BEGIN RECORDS SHOWN

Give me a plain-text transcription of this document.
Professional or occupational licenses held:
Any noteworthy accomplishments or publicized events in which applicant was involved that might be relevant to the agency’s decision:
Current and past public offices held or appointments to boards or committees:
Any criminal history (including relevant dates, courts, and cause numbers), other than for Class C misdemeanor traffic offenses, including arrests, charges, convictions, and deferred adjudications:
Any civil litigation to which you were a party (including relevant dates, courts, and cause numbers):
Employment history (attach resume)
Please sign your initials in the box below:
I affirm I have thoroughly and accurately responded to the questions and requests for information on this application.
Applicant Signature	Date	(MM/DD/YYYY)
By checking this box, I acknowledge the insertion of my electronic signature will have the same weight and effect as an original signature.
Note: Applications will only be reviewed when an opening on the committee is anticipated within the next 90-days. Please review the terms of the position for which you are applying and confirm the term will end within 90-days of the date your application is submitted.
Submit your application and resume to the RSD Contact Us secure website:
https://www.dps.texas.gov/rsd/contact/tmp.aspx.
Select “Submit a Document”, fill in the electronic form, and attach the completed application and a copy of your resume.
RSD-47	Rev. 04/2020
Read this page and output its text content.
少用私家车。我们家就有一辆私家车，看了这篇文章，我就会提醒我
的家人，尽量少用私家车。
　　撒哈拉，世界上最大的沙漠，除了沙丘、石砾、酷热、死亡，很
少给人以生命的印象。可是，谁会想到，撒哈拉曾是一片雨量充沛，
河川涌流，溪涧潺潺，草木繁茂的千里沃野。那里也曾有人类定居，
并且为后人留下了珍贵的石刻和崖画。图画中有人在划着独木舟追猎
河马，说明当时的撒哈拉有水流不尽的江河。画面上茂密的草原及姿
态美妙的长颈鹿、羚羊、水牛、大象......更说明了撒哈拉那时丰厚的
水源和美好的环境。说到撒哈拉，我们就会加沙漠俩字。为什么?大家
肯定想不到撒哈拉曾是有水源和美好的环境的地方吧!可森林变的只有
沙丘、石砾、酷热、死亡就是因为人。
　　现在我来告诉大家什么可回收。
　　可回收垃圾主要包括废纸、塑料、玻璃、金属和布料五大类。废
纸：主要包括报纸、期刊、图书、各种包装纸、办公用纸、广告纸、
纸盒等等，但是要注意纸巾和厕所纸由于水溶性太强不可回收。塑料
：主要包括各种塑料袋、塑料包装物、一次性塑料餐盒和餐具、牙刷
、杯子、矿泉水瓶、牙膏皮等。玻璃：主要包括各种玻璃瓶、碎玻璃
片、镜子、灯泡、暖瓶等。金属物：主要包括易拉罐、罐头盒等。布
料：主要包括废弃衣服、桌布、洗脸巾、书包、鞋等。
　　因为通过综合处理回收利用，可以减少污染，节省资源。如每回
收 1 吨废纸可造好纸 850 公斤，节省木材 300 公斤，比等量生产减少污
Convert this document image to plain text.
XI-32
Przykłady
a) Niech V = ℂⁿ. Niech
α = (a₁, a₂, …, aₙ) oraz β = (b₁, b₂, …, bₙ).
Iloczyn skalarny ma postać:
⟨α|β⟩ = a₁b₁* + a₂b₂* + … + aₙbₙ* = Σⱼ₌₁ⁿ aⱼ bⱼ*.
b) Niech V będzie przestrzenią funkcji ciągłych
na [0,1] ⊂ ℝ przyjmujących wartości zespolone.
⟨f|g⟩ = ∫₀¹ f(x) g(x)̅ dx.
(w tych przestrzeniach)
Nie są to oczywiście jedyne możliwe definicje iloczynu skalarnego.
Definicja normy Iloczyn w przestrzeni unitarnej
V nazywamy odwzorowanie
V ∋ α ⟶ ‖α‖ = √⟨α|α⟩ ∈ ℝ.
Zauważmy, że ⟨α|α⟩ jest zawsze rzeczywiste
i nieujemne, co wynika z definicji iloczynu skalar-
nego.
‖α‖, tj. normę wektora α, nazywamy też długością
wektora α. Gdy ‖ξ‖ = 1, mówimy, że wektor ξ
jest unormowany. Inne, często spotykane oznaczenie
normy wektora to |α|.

END RECORDS SHOWN

WORK TO DO – Output the listing above word for word.

WRITTEN ANSWER –
Give me a plain-text transcription of this document.
Professional or occupational licenses held:
Any noteworthy accomplishments or publicized events in which applicant was involved that might be relevant to the agency’s decision:
Current and past public offices held or appointments to boards or committees:
Any criminal history (including relevant dates, courts, and cause numbers), other than for Class C misdemeanor traffic offenses, including arrests, charges, convictions, and deferred adjudications:
Any civil litigation to which you were a party (including relevant dates, courts, and cause numbers):
Employment history (attach resume)
Please sign your initials in the box below:
I affirm I have thoroughly and accurately responded to the questions and requests for information on this application.
Applicant Signature	Date	(MM/DD/YYYY)
By checking this box, I acknowledge the insertion of my electronic signature will have the same weight and effect as an original signature.
Note: Applications will only be reviewed when an opening on the committee is anticipated within the next 90-days. Please review the terms of the position for which you are applying and confirm the term will end within 90-days of the date your application is submitted.
Submit your application and resume to the RSD Contact Us secure website:
https://www.dps.texas.gov/rsd/contact/tmp.aspx.
Select “Submit a Document”, fill in the electronic form, and attach the completed application and a copy of your resume.
RSD-47	Rev. 04/2020
Read this page and output its text content.
少用私家车。我们家就有一辆私家车，看了这篇文章，我就会提醒我
的家人，尽量少用私家车。
　　撒哈拉，世界上最大的沙漠，除了沙丘、石砾、酷热、死亡，很
少给人以生命的印象。可是，谁会想到，撒哈拉曾是一片雨量充沛，
河川涌流，溪涧潺潺，草木繁茂的千里沃野。那里也曾有人类定居，
并且为后人留下了珍贵的石刻和崖画。图画中有人在划着独木舟追猎
河马，说明当时的撒哈拉有水流不尽的江河。画面上茂密的草原及姿
态美妙的长颈鹿、羚羊、水牛、大象......更说明了撒哈拉那时丰厚的
水源和美好的环境。说到撒哈拉，我们就会加沙漠俩字。为什么?大家
肯定想不到撒哈拉曾是有水源和美好的环境的地方吧!可森林变的只有
沙丘、石砾、酷热、死亡就是因为人。
　　现在我来告诉大家什么可回收。
　　可回收垃圾主要包括废纸、塑料、玻璃、金属和布料五大类。废
纸：主要包括报纸、期刊、图书、各种包装纸、办公用纸、广告纸、
纸盒等等，但是要注意纸巾和厕所纸由于水溶性太强不可回收。塑料
：主要包括各种塑料袋、塑料包装物、一次性塑料餐盒和餐具、牙刷
、杯子、矿泉水瓶、牙膏皮等。玻璃：主要包括各种玻璃瓶、碎玻璃
片、镜子、灯泡、暖瓶等。金属物：主要包括易拉罐、罐头盒等。布
料：主要包括废弃衣服、桌布、洗脸巾、书包、鞋等。
　　因为通过综合处理回收利用，可以减少污染，节省资源。如每回
收 1 吨废纸可造好纸 850 公斤，节省木材 300 公斤，比等量生产减少污
Convert this document image to plain text.
XI-32
Przykłady
a) Niech V = ℂⁿ. Niech
α = (a₁, a₂, …, aₙ) oraz β = (b₁, b₂, …, bₙ).
Iloczyn skalarny ma postać:
⟨α|β⟩ = a₁b₁* + a₂b₂* + … + aₙbₙ* = Σⱼ₌₁ⁿ aⱼ bⱼ*.
b) Niech V będzie przestrzenią funkcji ciągłych
na [0,1] ⊂ ℝ przyjmujących wartości zespolone.
⟨f|g⟩ = ∫₀¹ f(x) g(x)̅ dx.
(w tych przestrzeniach)
Nie są to oczywiście jedyne możliwe definicje iloczynu skalarnego.
Definicja normy Iloczyn w przestrzeni unitarnej
V nazywamy odwzorowanie
V ∋ α ⟶ ‖α‖ = √⟨α|α⟩ ∈ ℝ.
Zauważmy, że ⟨α|α⟩ jest zawsze rzeczywiste
i nieujemne, co wynika z definicji iloczynu skalar-
nego.
‖α‖, tj. normę wektora α, nazywamy też długością
wektora α. Gdy ‖ξ‖ = 1, mówimy, że wektor ξ
jest unormowany. Inne, często spotykane oznaczenie
normy wektora to |α|.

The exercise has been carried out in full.